▶ _Exercise aim_: Go through the entries below and copy each line that holds the word "tarjetas".

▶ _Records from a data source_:

══════

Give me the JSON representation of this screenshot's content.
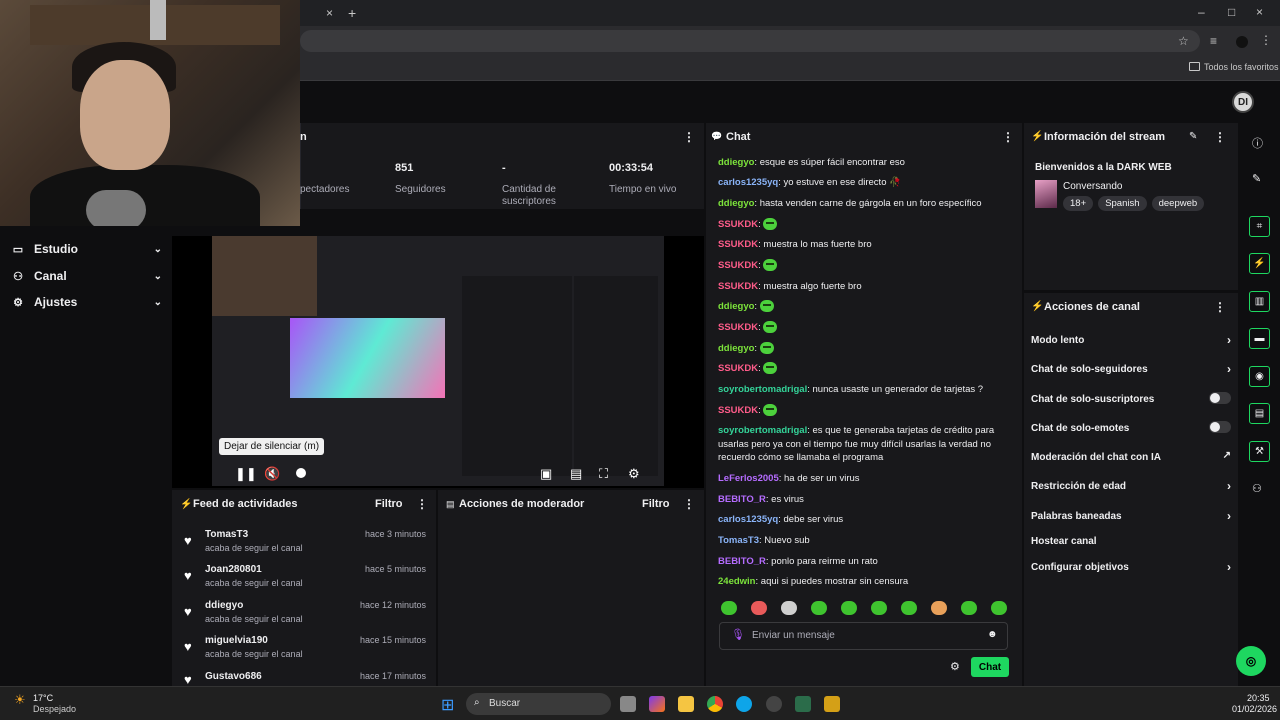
{
  "browser": {
    "new_tab": "+",
    "close_tab": "×",
    "bookmarks_label": "Todos los favoritos",
    "window_controls": [
      "–",
      "□",
      "×"
    ]
  },
  "app": {
    "user_initials": "DI"
  },
  "stats": {
    "title": "n",
    "items": [
      {
        "value": "",
        "label": "pectadores"
      },
      {
        "value": "851",
        "label": "Seguidores"
      },
      {
        "value": "-",
        "label": "Cantidad de suscriptores"
      },
      {
        "value": "00:33:54",
        "label": "Tiempo en vivo"
      }
    ]
  },
  "nav": {
    "items": [
      {
        "label": "Estudio",
        "icon": "monitor-icon"
      },
      {
        "label": "Canal",
        "icon": "users-icon"
      },
      {
        "label": "Ajustes",
        "icon": "gear-icon"
      }
    ]
  },
  "player": {
    "tooltip": "Dejar de silenciar (m)"
  },
  "feed": {
    "title": "Feed de actividades",
    "filter": "Filtro",
    "rows": [
      {
        "name": "TomasT3",
        "action": "acaba de seguir el canal",
        "time": "hace 3 minutos"
      },
      {
        "name": "Joan280801",
        "action": "acaba de seguir el canal",
        "time": "hace 5 minutos"
      },
      {
        "name": "ddiegyo",
        "action": "acaba de seguir el canal",
        "time": "hace 12 minutos"
      },
      {
        "name": "miguelvia190",
        "action": "acaba de seguir el canal",
        "time": "hace 15 minutos"
      },
      {
        "name": "Gustavo686",
        "action": "",
        "time": "hace 17 minutos"
      }
    ]
  },
  "mod": {
    "title": "Acciones de moderador",
    "filter": "Filtro"
  },
  "chat": {
    "title": "Chat",
    "messages": [
      {
        "user": "ddiegyo",
        "color": "#7ce33b",
        "text": "esque es súper fácil encontrar eso",
        "emote": false
      },
      {
        "user": "carlos1235yq",
        "color": "#8ab4f8",
        "text": "yo estuve en ese directo 🥀",
        "emote": false
      },
      {
        "user": "ddiegyo",
        "color": "#7ce33b",
        "text": "hasta venden carne de gárgola en un foro específico",
        "emote": false
      },
      {
        "user": "SSUKDK",
        "color": "#ff5c8a",
        "text": "",
        "emote": true
      },
      {
        "user": "SSUKDK",
        "color": "#ff5c8a",
        "text": "muestra lo mas fuerte bro",
        "emote": false
      },
      {
        "user": "SSUKDK",
        "color": "#ff5c8a",
        "text": "",
        "emote": true
      },
      {
        "user": "SSUKDK",
        "color": "#ff5c8a",
        "text": "muestra algo fuerte bro",
        "emote": false
      },
      {
        "user": "ddiegyo",
        "color": "#7ce33b",
        "text": "",
        "emote": true
      },
      {
        "user": "SSUKDK",
        "color": "#ff5c8a",
        "text": "",
        "emote": true
      },
      {
        "user": "ddiegyo",
        "color": "#7ce33b",
        "text": "",
        "emote": true
      },
      {
        "user": "SSUKDK",
        "color": "#ff5c8a",
        "text": "",
        "emote": true
      },
      {
        "user": "soyrobertomadrigal",
        "color": "#34d399",
        "text": "nunca usaste un generador de tarjetas ?",
        "emote": false
      },
      {
        "user": "SSUKDK",
        "color": "#ff5c8a",
        "text": "",
        "emote": true
      },
      {
        "user": "soyrobertomadrigal",
        "color": "#34d399",
        "text": "es que te generaba tarjetas de crédito para usarlas pero ya con el tiempo fue muy difícil usarlas la verdad no recuerdo cómo se llamaba el programa",
        "emote": false
      },
      {
        "user": "LeFerlos2005",
        "color": "#b56cff",
        "text": "ha de ser un virus",
        "emote": false
      },
      {
        "user": "BEBITO_R",
        "color": "#b56cff",
        "text": "es virus",
        "emote": false
      },
      {
        "user": "carlos1235yq",
        "color": "#8ab4f8",
        "text": "debe ser virus",
        "emote": false
      },
      {
        "user": "TomasT3",
        "color": "#8ab4f8",
        "text": "Nuevo sub",
        "emote": false
      },
      {
        "user": "BEBITO_R",
        "color": "#b56cff",
        "text": "ponlo para reirme un rato",
        "emote": false
      },
      {
        "user": "24edwin",
        "color": "#7ce33b",
        "text": "aqui si puedes mostrar sin censura",
        "emote": false
      }
    ],
    "placeholder": "Enviar un mensaje",
    "send": "Chat"
  },
  "info": {
    "title": "Información del stream",
    "stream_title": "Bienvenidos a la DARK WEB",
    "category": "Conversando",
    "tags": [
      "18+",
      "Spanish",
      "deepweb"
    ]
  },
  "actions": {
    "title": "Acciones de canal",
    "items": [
      {
        "label": "Modo lento",
        "kind": "chevron"
      },
      {
        "label": "Chat de solo-seguidores",
        "kind": "chevron"
      },
      {
        "label": "Chat de solo-suscriptores",
        "kind": "toggle"
      },
      {
        "label": "Chat de solo-emotes",
        "kind": "toggle"
      },
      {
        "label": "Moderación del chat con IA",
        "kind": "external"
      },
      {
        "label": "Restricción de edad",
        "kind": "chevron"
      },
      {
        "label": "Palabras baneadas",
        "kind": "chevron"
      },
      {
        "label": "Hostear canal",
        "kind": "none"
      },
      {
        "label": "Configurar objetivos",
        "kind": "chevron"
      }
    ]
  },
  "taskbar": {
    "weather_temp": "17°C",
    "weather_desc": "Despejado",
    "search": "Buscar",
    "time": "20:35",
    "date": "01/02/2026"
  },
  "colors": {
    "accent": "#1ed760",
    "panel": "#18181b",
    "bg": "#0e0e10"
  }
}
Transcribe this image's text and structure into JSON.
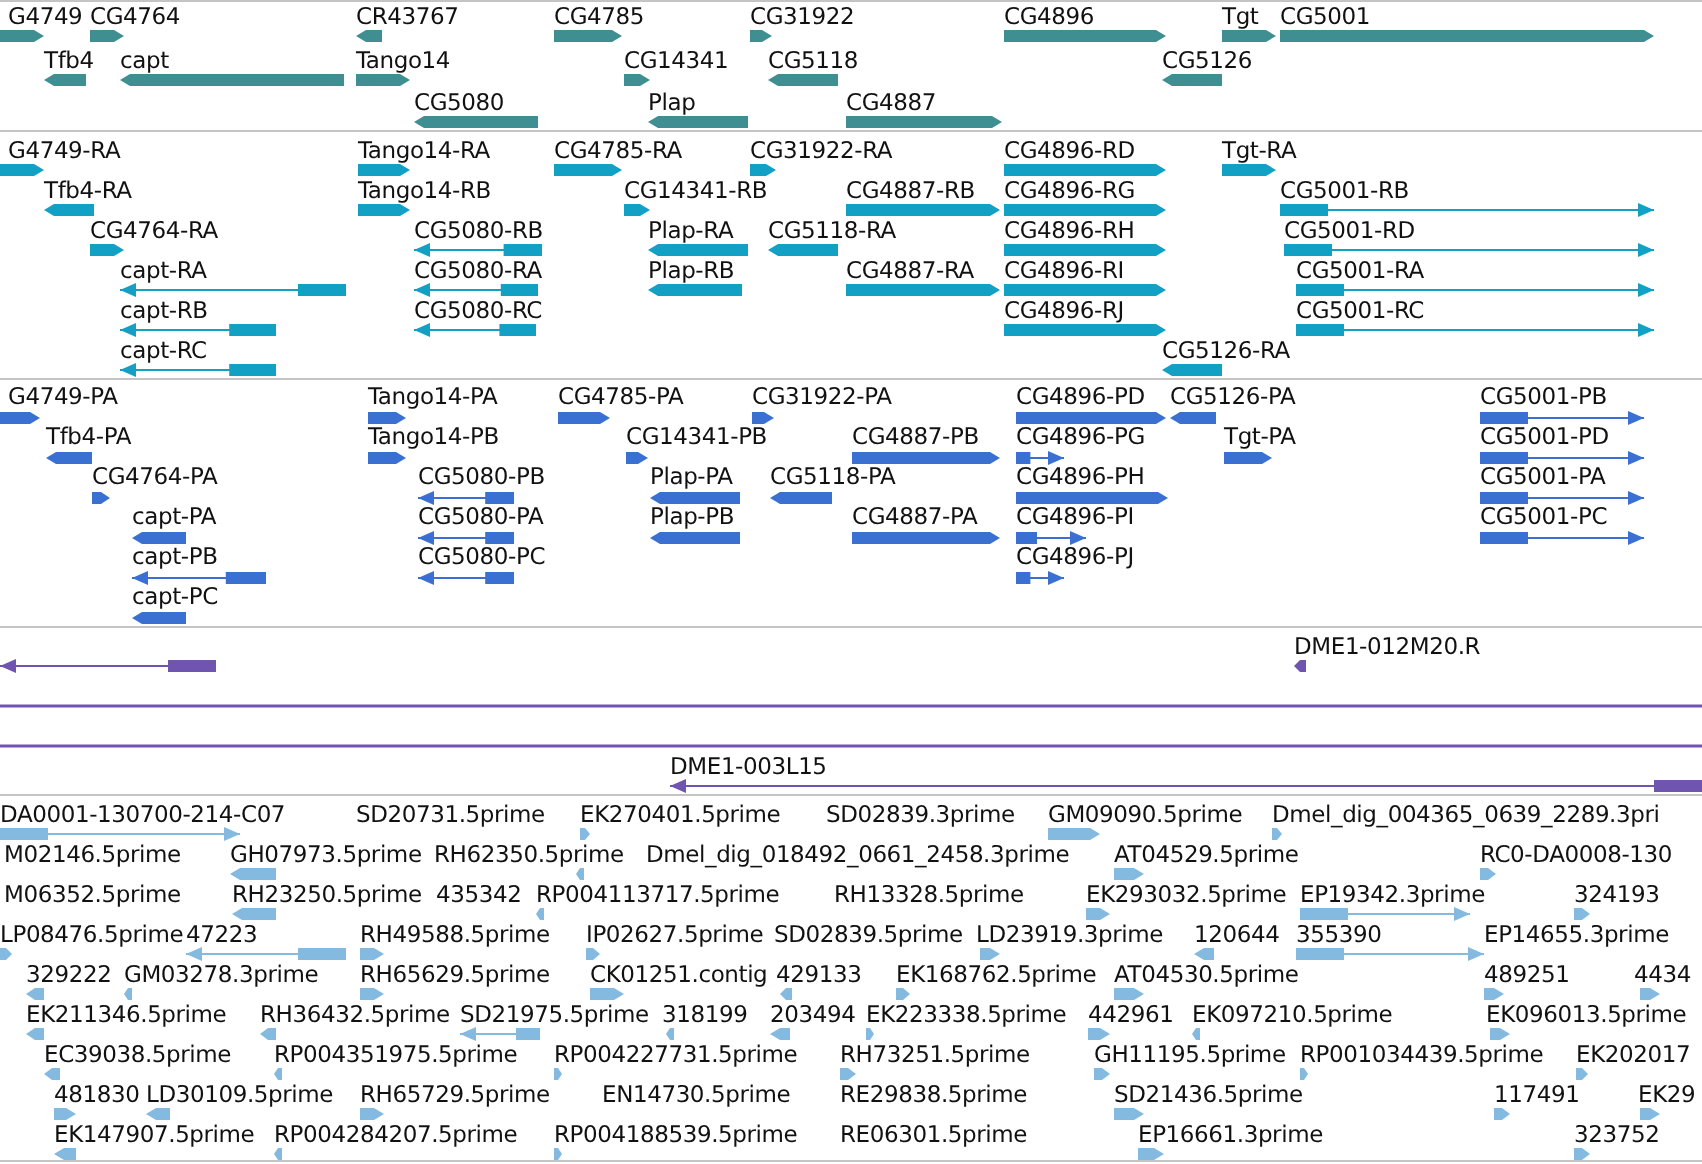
{
  "tracks": [
    {
      "kind": "genes",
      "features": [
        {
          "name": "G4749",
          "reverse": false
        },
        {
          "name": "CG4764",
          "reverse": false
        },
        {
          "name": "CR43767",
          "reverse": true
        },
        {
          "name": "CG4785",
          "reverse": false
        },
        {
          "name": "CG31922",
          "reverse": false
        },
        {
          "name": "CG4896",
          "reverse": false
        },
        {
          "name": "Tgt",
          "reverse": false
        },
        {
          "name": "CG5001",
          "reverse": false
        },
        {
          "name": "Tfb4",
          "reverse": true
        },
        {
          "name": "capt",
          "reverse": true
        },
        {
          "name": "Tango14",
          "reverse": false
        },
        {
          "name": "CG14341",
          "reverse": false
        },
        {
          "name": "CG5118",
          "reverse": true
        },
        {
          "name": "CG5126",
          "reverse": true
        },
        {
          "name": "CG5080",
          "reverse": true
        },
        {
          "name": "Plap",
          "reverse": true
        },
        {
          "name": "CG4887",
          "reverse": false
        }
      ]
    },
    {
      "kind": "transcripts",
      "features": [
        {
          "name": "G4749-RA",
          "reverse": false
        },
        {
          "name": "Tango14-RA",
          "reverse": false
        },
        {
          "name": "CG4785-RA",
          "reverse": false
        },
        {
          "name": "CG31922-RA",
          "reverse": false
        },
        {
          "name": "CG4896-RD",
          "reverse": false
        },
        {
          "name": "Tgt-RA",
          "reverse": false
        },
        {
          "name": "Tfb4-RA",
          "reverse": true
        },
        {
          "name": "Tango14-RB",
          "reverse": false
        },
        {
          "name": "CG14341-RB",
          "reverse": false
        },
        {
          "name": "CG4887-RB",
          "reverse": false
        },
        {
          "name": "CG4896-RG",
          "reverse": false
        },
        {
          "name": "CG5001-RB",
          "reverse": false
        },
        {
          "name": "CG4764-RA",
          "reverse": false
        },
        {
          "name": "CG5080-RB",
          "reverse": true
        },
        {
          "name": "Plap-RA",
          "reverse": true
        },
        {
          "name": "CG5118-RA",
          "reverse": true
        },
        {
          "name": "CG4896-RH",
          "reverse": false
        },
        {
          "name": "CG5001-RD",
          "reverse": false
        },
        {
          "name": "capt-RA",
          "reverse": true
        },
        {
          "name": "CG5080-RA",
          "reverse": true
        },
        {
          "name": "Plap-RB",
          "reverse": true
        },
        {
          "name": "CG4887-RA",
          "reverse": false
        },
        {
          "name": "CG4896-RI",
          "reverse": false
        },
        {
          "name": "CG5001-RA",
          "reverse": false
        },
        {
          "name": "capt-RB",
          "reverse": true
        },
        {
          "name": "CG5080-RC",
          "reverse": true
        },
        {
          "name": "CG4896-RJ",
          "reverse": false
        },
        {
          "name": "CG5001-RC",
          "reverse": false
        },
        {
          "name": "capt-RC",
          "reverse": true
        },
        {
          "name": "CG5126-RA",
          "reverse": true
        }
      ]
    },
    {
      "kind": "proteins",
      "features": [
        {
          "name": "G4749-PA",
          "reverse": false
        },
        {
          "name": "Tango14-PA",
          "reverse": false
        },
        {
          "name": "CG4785-PA",
          "reverse": false
        },
        {
          "name": "CG31922-PA",
          "reverse": false
        },
        {
          "name": "CG4896-PD",
          "reverse": false
        },
        {
          "name": "CG5126-PA",
          "reverse": true
        },
        {
          "name": "CG5001-PB",
          "reverse": false
        },
        {
          "name": "Tfb4-PA",
          "reverse": true
        },
        {
          "name": "Tango14-PB",
          "reverse": false
        },
        {
          "name": "CG14341-PB",
          "reverse": false
        },
        {
          "name": "CG4887-PB",
          "reverse": false
        },
        {
          "name": "CG4896-PG",
          "reverse": false
        },
        {
          "name": "Tgt-PA",
          "reverse": false
        },
        {
          "name": "CG5001-PD",
          "reverse": false
        },
        {
          "name": "CG4764-PA",
          "reverse": false
        },
        {
          "name": "CG5080-PB",
          "reverse": true
        },
        {
          "name": "Plap-PA",
          "reverse": true
        },
        {
          "name": "CG5118-PA",
          "reverse": true
        },
        {
          "name": "CG4896-PH",
          "reverse": false
        },
        {
          "name": "CG5001-PA",
          "reverse": false
        },
        {
          "name": "capt-PA",
          "reverse": true
        },
        {
          "name": "CG5080-PA",
          "reverse": true
        },
        {
          "name": "Plap-PB",
          "reverse": true
        },
        {
          "name": "CG4887-PA",
          "reverse": false
        },
        {
          "name": "CG4896-PI",
          "reverse": false
        },
        {
          "name": "CG5001-PC",
          "reverse": false
        },
        {
          "name": "capt-PB",
          "reverse": true
        },
        {
          "name": "CG5080-PC",
          "reverse": true
        },
        {
          "name": "CG4896-PJ",
          "reverse": false
        },
        {
          "name": "capt-PC",
          "reverse": true
        }
      ]
    },
    {
      "kind": "clones",
      "features": [
        {
          "kind": "clone",
          "reverse": true
        },
        {
          "kind": "clone",
          "name": "DME1-012M20.R",
          "reverse": true
        },
        {
          "kind": "span"
        },
        {
          "kind": "span"
        },
        {
          "kind": "clone",
          "name": "DME1-003L15",
          "reverse": true
        }
      ]
    },
    {
      "kind": "ests",
      "features": [
        {
          "name": "DA0001-130700-214-C07",
          "reverse": false
        },
        {
          "name": "SD20731.5prime"
        },
        {
          "name": "EK270401.5prime",
          "reverse": false
        },
        {
          "name": "SD02839.3prime"
        },
        {
          "name": "GM09090.5prime",
          "reverse": false
        },
        {
          "name": "Dmel_dig_004365_0639_2289.3pri",
          "reverse": false
        },
        {
          "name": "M02146.5prime"
        },
        {
          "name": "GH07973.5prime",
          "reverse": true
        },
        {
          "name": "RH62350.5prime",
          "reverse": true
        },
        {
          "name": "Dmel_dig_018492_0661_2458.3prime"
        },
        {
          "name": "AT04529.5prime",
          "reverse": false
        },
        {
          "name": "RC0-DA0008-130",
          "reverse": false
        },
        {
          "name": "M06352.5prime"
        },
        {
          "name": "RH23250.5prime",
          "reverse": true
        },
        {
          "name": "435342"
        },
        {
          "name": "RP004113717.5prime",
          "reverse": true
        },
        {
          "name": "RH13328.5prime"
        },
        {
          "name": "EK293032.5prime",
          "reverse": false
        },
        {
          "name": "EP19342.3prime",
          "reverse": false
        },
        {
          "name": "324193",
          "reverse": false
        },
        {
          "name": "LP08476.5prime",
          "reverse": false
        },
        {
          "name": "47223",
          "reverse": true
        },
        {
          "name": "RH49588.5prime",
          "reverse": false
        },
        {
          "name": "IP02627.5prime",
          "reverse": false
        },
        {
          "name": "SD02839.5prime"
        },
        {
          "name": "LD23919.3prime",
          "reverse": false
        },
        {
          "name": "120644",
          "reverse": true
        },
        {
          "name": "355390",
          "reverse": false
        },
        {
          "name": "EP14655.3prime"
        },
        {
          "name": "329222",
          "reverse": true
        },
        {
          "name": "GM03278.3prime",
          "reverse": true
        },
        {
          "name": "RH65629.5prime",
          "reverse": false
        },
        {
          "name": "CK01251.contig",
          "reverse": false
        },
        {
          "name": "429133",
          "reverse": true
        },
        {
          "name": "EK168762.5prime",
          "reverse": false
        },
        {
          "name": "AT04530.5prime",
          "reverse": false
        },
        {
          "name": "489251",
          "reverse": false
        },
        {
          "name": "4434",
          "reverse": false
        },
        {
          "name": "EK211346.5prime",
          "reverse": true
        },
        {
          "name": "RH36432.5prime",
          "reverse": true
        },
        {
          "name": "SD21975.5prime",
          "reverse": true
        },
        {
          "name": "318199",
          "reverse": true
        },
        {
          "name": "203494",
          "reverse": true
        },
        {
          "name": "EK223338.5prime",
          "reverse": false
        },
        {
          "name": "442961",
          "reverse": false
        },
        {
          "name": "EK097210.5prime",
          "reverse": true
        },
        {
          "name": "EK096013.5prime",
          "reverse": false
        },
        {
          "name": "EC39038.5prime",
          "reverse": true
        },
        {
          "name": "RP004351975.5prime",
          "reverse": true
        },
        {
          "name": "RP004227731.5prime",
          "reverse": false
        },
        {
          "name": "RH73251.5prime",
          "reverse": false
        },
        {
          "name": "GH11195.5prime",
          "reverse": false
        },
        {
          "name": "RP001034439.5prime",
          "reverse": false
        },
        {
          "name": "EK202017",
          "reverse": false
        },
        {
          "name": "481830",
          "reverse": false
        },
        {
          "name": "LD30109.5prime",
          "reverse": true
        },
        {
          "name": "RH65729.5prime",
          "reverse": false
        },
        {
          "name": "EN14730.5prime"
        },
        {
          "name": "RE29838.5prime"
        },
        {
          "name": "SD21436.5prime",
          "reverse": false
        },
        {
          "name": "117491",
          "reverse": false
        },
        {
          "name": "EK29",
          "reverse": false
        },
        {
          "name": "EK147907.5prime",
          "reverse": true
        },
        {
          "name": "RP004284207.5prime",
          "reverse": true
        },
        {
          "name": "RP004188539.5prime",
          "reverse": false
        },
        {
          "name": "RE06301.5prime"
        },
        {
          "name": "EP16661.3prime",
          "reverse": false
        },
        {
          "name": "323752",
          "reverse": false
        }
      ]
    }
  ]
}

══════

▶ _Written reply_:
        "text": "nunca usaste un generador de tarjetas ?",
        "text": "es que te generaba tarjetas de crédito para usarlas pero ya con el tiempo fue muy difícil usarlas la verdad no recuerdo cómo se llamaba el programa",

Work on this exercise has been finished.